Each line in the entries below that holds the string "this" is to be listed.

__________

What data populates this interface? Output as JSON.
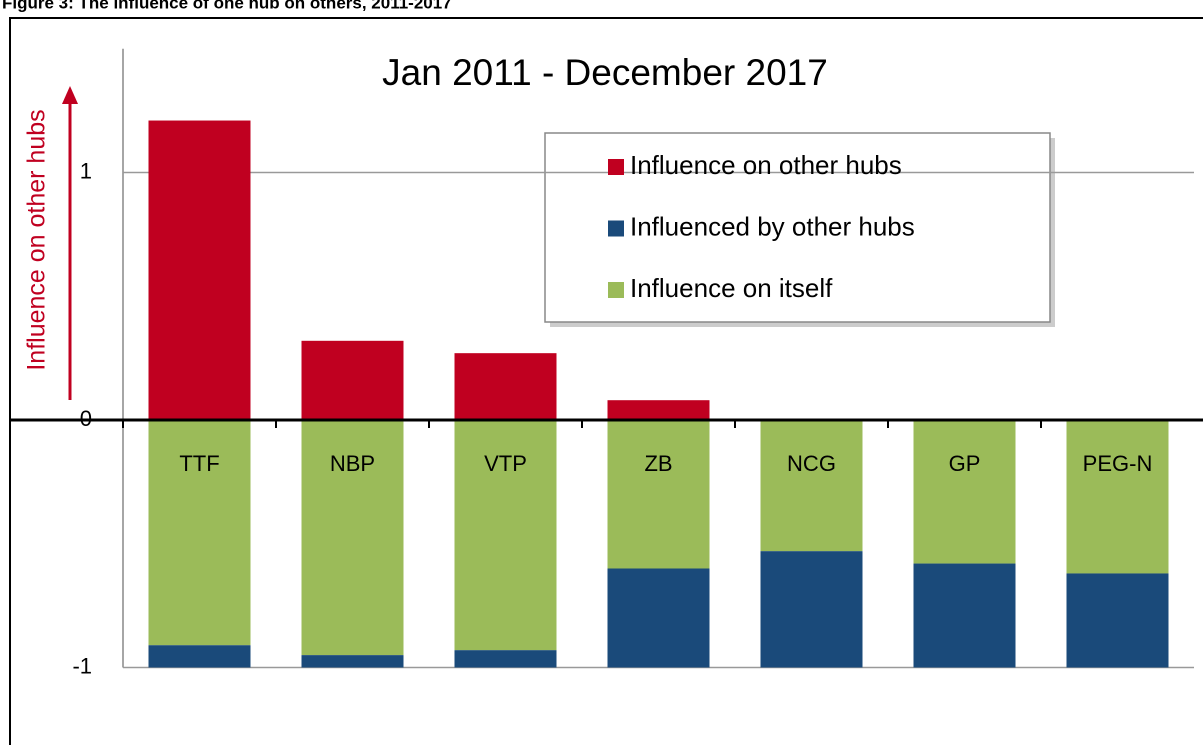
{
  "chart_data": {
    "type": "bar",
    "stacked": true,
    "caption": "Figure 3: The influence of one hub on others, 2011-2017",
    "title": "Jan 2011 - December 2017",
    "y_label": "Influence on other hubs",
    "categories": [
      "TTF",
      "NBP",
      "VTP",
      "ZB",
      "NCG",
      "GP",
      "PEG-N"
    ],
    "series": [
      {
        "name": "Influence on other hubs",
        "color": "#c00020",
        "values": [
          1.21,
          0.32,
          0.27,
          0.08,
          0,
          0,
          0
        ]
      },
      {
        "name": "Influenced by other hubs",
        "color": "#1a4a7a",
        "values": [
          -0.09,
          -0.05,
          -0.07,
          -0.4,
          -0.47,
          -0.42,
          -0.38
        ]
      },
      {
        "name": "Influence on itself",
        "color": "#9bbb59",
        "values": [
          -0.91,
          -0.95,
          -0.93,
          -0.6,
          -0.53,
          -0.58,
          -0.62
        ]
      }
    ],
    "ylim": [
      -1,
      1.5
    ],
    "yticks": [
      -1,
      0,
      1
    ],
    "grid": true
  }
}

__________

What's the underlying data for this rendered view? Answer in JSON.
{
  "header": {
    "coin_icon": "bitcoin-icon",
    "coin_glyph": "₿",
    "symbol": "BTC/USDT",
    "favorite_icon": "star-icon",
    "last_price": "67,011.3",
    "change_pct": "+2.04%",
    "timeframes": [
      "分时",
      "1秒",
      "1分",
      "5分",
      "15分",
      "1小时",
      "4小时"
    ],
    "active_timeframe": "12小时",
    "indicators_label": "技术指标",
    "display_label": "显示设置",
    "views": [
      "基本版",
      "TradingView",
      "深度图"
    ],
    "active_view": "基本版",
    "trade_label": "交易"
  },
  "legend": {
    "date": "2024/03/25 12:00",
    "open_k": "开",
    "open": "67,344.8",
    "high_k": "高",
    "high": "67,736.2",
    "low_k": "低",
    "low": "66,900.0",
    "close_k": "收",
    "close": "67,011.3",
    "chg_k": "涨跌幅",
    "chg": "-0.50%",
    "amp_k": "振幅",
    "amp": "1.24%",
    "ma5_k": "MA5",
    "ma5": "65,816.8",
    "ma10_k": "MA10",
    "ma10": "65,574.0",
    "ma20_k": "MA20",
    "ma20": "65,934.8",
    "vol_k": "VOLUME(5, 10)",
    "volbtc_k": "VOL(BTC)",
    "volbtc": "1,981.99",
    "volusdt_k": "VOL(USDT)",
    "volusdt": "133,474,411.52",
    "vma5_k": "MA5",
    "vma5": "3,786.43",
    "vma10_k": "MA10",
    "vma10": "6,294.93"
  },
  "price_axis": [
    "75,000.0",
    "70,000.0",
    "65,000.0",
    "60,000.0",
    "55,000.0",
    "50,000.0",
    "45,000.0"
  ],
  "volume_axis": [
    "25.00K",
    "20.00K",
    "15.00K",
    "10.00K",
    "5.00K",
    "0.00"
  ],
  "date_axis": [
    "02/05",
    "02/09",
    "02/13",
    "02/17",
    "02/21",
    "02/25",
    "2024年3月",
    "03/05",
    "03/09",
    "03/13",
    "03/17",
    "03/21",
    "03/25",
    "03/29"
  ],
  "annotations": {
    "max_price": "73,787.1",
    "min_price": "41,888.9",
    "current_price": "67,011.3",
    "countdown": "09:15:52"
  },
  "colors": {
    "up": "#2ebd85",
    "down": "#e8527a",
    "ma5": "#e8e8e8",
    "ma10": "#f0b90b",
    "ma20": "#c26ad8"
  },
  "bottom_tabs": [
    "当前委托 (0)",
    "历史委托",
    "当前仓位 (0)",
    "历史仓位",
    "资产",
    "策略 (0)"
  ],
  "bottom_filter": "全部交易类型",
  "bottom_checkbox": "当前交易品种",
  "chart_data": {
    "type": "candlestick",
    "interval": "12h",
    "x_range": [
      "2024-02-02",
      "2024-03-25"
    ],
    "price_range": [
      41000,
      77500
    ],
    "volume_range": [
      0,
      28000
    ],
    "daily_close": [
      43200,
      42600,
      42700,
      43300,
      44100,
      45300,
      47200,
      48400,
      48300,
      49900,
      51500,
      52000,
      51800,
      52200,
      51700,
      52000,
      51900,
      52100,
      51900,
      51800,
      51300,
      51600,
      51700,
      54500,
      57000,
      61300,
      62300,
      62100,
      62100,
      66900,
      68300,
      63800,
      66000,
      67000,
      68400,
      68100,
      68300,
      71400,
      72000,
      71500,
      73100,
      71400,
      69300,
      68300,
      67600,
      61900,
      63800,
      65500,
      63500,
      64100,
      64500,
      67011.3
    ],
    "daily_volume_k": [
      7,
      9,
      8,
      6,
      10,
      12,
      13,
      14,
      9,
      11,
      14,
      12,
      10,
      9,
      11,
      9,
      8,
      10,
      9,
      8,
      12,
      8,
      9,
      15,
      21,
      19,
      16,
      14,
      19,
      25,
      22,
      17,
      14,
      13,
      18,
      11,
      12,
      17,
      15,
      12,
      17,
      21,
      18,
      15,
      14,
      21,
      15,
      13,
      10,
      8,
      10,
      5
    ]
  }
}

__________

Answer in full:
What data populates this interface? Output as JSON.
What's the underlying data for this rendered view? Answer in JSON.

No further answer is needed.